**Instructions for the task:** Wherever "Dodge" appears in a line, list that line.
>> BEGIN Extracted material
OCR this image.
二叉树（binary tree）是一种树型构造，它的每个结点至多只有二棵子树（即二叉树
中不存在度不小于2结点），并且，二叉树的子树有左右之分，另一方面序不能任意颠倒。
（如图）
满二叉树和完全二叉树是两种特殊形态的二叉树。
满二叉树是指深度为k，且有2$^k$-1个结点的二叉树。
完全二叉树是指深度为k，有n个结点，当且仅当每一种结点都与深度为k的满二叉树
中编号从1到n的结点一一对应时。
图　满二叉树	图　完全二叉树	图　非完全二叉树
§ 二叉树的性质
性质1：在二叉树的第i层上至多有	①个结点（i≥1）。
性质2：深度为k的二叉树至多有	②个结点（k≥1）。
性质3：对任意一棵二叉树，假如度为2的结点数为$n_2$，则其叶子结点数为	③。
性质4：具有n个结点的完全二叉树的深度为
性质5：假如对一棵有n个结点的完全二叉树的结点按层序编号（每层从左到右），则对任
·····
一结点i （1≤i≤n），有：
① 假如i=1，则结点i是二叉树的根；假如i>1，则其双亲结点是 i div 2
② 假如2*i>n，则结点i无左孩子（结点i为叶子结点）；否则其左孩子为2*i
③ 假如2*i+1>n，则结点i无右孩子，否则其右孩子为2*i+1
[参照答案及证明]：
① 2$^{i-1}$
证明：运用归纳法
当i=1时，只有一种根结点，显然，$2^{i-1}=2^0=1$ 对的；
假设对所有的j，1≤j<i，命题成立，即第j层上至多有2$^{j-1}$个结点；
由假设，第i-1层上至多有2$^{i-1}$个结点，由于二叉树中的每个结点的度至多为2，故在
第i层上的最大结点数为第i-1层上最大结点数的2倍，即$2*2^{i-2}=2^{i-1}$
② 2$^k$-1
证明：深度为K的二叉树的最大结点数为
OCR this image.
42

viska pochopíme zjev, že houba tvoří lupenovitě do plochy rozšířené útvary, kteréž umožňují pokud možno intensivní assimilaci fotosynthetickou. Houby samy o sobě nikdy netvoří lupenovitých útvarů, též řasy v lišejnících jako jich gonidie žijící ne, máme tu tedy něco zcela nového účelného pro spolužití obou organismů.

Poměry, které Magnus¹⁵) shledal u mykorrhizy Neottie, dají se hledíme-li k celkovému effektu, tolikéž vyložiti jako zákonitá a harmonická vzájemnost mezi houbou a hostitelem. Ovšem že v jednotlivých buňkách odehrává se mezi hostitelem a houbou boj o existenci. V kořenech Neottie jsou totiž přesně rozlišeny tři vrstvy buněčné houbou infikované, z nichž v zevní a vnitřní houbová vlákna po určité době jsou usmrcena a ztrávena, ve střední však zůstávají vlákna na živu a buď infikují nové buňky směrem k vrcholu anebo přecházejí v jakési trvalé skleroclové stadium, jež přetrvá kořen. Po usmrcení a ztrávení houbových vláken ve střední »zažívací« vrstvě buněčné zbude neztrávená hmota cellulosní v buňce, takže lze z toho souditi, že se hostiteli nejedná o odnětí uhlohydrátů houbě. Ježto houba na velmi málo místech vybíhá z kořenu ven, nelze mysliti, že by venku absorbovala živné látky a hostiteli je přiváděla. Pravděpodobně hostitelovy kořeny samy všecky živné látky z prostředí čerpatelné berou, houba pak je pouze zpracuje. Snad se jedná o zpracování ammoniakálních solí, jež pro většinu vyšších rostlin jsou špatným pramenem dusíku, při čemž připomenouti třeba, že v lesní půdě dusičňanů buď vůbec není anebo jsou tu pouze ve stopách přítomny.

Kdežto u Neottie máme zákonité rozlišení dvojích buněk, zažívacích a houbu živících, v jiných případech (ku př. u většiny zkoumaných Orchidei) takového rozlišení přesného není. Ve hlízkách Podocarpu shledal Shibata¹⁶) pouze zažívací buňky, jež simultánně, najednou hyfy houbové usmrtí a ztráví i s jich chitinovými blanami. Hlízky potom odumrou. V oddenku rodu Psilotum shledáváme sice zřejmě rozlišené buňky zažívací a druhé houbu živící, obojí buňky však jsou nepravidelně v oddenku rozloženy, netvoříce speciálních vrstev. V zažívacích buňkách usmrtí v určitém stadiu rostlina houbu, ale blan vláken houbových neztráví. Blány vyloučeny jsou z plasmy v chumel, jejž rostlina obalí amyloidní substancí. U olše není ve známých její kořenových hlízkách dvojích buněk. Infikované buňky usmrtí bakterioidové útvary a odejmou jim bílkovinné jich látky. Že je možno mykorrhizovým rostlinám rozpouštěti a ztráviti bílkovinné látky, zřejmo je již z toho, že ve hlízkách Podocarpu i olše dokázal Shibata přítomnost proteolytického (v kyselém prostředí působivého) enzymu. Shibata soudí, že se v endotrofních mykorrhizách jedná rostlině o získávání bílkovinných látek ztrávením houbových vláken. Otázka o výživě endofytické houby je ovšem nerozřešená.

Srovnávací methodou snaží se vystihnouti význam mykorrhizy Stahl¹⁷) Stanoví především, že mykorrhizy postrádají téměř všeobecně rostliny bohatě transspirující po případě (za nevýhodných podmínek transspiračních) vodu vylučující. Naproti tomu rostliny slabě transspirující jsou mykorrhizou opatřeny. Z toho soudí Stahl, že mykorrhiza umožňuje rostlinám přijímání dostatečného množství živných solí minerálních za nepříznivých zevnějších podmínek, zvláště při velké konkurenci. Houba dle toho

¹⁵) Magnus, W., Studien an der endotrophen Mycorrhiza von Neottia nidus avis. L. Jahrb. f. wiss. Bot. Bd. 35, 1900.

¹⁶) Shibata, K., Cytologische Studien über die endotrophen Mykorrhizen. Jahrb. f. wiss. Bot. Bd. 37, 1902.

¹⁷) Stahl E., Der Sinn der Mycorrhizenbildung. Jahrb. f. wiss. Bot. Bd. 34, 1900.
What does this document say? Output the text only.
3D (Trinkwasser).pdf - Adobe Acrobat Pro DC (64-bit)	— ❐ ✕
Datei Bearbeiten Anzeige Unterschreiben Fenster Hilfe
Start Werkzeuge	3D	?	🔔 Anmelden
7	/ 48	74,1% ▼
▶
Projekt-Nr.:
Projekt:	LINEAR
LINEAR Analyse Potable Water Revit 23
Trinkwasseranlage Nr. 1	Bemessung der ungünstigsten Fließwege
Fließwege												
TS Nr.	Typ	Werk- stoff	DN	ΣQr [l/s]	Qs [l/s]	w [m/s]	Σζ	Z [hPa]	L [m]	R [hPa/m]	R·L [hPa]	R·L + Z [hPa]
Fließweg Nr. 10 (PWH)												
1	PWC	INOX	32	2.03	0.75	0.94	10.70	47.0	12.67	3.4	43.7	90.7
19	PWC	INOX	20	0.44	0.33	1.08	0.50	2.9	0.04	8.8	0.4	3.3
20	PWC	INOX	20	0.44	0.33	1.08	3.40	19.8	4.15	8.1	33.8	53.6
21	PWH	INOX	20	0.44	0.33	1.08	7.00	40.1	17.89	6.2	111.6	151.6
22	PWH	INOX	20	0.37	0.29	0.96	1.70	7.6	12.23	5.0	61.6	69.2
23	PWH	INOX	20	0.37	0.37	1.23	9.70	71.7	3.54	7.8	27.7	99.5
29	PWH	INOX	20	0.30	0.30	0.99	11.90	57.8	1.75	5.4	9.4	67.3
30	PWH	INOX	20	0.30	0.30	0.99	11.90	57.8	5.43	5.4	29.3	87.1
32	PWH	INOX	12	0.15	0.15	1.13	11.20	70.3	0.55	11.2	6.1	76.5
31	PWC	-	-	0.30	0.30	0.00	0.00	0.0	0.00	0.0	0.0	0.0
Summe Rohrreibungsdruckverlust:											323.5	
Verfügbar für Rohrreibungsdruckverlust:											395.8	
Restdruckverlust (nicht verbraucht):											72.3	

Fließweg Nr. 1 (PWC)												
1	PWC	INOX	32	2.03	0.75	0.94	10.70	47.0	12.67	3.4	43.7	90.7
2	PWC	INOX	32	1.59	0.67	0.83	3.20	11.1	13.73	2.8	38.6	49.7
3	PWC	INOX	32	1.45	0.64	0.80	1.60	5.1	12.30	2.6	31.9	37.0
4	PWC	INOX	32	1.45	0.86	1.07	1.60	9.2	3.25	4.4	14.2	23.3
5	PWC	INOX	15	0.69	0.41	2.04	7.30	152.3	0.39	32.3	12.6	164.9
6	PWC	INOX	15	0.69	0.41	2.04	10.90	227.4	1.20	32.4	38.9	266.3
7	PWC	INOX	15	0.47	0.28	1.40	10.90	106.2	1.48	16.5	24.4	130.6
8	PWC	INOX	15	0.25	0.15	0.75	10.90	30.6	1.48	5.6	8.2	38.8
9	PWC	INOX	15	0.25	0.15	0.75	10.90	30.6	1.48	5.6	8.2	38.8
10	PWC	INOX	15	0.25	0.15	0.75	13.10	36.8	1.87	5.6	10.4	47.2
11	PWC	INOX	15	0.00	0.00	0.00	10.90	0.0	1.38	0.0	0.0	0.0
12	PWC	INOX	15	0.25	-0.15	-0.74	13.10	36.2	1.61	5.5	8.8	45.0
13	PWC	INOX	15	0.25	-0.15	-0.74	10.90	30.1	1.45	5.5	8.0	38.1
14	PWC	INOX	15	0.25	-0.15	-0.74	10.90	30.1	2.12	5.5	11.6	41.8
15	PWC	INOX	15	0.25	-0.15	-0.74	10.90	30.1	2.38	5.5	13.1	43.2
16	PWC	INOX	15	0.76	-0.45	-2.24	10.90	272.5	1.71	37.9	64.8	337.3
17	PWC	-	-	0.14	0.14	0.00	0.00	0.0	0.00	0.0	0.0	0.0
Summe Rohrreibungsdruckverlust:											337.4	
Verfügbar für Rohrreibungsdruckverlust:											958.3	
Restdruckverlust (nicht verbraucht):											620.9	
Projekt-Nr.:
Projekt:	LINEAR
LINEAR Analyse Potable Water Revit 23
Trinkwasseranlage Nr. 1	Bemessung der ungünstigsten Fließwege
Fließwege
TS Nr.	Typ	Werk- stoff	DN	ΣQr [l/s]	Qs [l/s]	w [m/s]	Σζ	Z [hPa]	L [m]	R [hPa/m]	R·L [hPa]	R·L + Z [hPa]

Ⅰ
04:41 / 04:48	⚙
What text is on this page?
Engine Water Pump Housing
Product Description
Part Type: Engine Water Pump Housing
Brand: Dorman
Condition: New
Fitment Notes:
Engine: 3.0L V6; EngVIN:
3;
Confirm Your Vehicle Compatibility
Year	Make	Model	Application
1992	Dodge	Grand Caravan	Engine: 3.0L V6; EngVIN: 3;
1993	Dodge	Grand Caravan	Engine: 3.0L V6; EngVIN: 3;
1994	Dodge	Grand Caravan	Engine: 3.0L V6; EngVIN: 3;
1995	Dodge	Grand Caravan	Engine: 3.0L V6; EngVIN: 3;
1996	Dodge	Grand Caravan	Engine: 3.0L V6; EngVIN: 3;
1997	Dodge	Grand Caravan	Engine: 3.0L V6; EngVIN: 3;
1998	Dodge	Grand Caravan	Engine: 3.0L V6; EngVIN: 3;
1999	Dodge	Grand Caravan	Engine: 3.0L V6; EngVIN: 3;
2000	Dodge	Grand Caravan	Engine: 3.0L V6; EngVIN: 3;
>> END Extracted material
**Task answer:**
1992	Dodge	Grand Caravan	Engine: 3.0L V6; EngVIN: 3;
1993	Dodge	Grand Caravan	Engine: 3.0L V6; EngVIN: 3;
1994	Dodge	Grand Caravan	Engine: 3.0L V6; EngVIN: 3;
1995	Dodge	Grand Caravan	Engine: 3.0L V6; EngVIN: 3;
1996	Dodge	Grand Caravan	Engine: 3.0L V6; EngVIN: 3;
1997	Dodge	Grand Caravan	Engine: 3.0L V6; EngVIN: 3;
1998	Dodge	Grand Caravan	Engine: 3.0L V6; EngVIN: 3;
1999	Dodge	Grand Caravan	Engine: 3.0L V6; EngVIN: 3;
2000	Dodge	Grand Caravan	Engine: 3.0L V6; EngVIN: 3;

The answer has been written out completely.